WORK INSTRUCTIONS: Pull every line that holds the word "icon" from the entries.
Begin
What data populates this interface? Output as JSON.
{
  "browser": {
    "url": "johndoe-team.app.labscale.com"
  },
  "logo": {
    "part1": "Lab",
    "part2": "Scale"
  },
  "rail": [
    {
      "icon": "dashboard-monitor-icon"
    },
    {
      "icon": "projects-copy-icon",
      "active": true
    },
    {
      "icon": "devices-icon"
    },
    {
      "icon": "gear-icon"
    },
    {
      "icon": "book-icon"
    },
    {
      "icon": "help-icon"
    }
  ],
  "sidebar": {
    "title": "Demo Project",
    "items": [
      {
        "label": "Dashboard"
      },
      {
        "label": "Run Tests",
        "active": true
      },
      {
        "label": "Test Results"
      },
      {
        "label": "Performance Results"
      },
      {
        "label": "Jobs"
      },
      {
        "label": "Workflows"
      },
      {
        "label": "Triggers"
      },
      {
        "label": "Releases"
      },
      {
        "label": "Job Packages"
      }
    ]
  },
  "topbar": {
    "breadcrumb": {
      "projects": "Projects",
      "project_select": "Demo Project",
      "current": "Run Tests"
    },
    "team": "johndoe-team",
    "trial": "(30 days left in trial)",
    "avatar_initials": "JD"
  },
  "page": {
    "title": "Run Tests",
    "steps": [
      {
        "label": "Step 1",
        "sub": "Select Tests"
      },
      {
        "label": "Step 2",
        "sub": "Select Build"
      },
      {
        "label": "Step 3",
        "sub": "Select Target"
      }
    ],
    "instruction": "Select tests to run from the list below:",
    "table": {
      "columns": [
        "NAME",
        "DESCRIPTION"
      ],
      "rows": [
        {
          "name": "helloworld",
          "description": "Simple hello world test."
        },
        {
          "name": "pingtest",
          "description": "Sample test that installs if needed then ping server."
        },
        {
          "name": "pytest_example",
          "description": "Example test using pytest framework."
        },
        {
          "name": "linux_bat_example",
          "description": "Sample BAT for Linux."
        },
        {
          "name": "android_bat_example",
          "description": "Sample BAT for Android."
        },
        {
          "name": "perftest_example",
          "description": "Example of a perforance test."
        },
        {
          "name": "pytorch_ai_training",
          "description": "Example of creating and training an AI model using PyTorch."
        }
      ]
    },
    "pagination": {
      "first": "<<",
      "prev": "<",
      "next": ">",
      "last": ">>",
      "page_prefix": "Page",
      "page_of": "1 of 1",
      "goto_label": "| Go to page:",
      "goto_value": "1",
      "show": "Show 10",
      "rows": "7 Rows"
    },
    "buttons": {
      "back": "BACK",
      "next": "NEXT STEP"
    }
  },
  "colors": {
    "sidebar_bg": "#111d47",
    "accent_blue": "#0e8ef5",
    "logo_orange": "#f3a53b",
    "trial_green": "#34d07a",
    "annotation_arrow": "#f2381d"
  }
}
End
THE COMPLETED TASK:
      "icon": "dashboard-monitor-icon"
      "icon": "projects-copy-icon",
      "icon": "devices-icon"
      "icon": "gear-icon"
      "icon": "book-icon"
      "icon": "help-icon"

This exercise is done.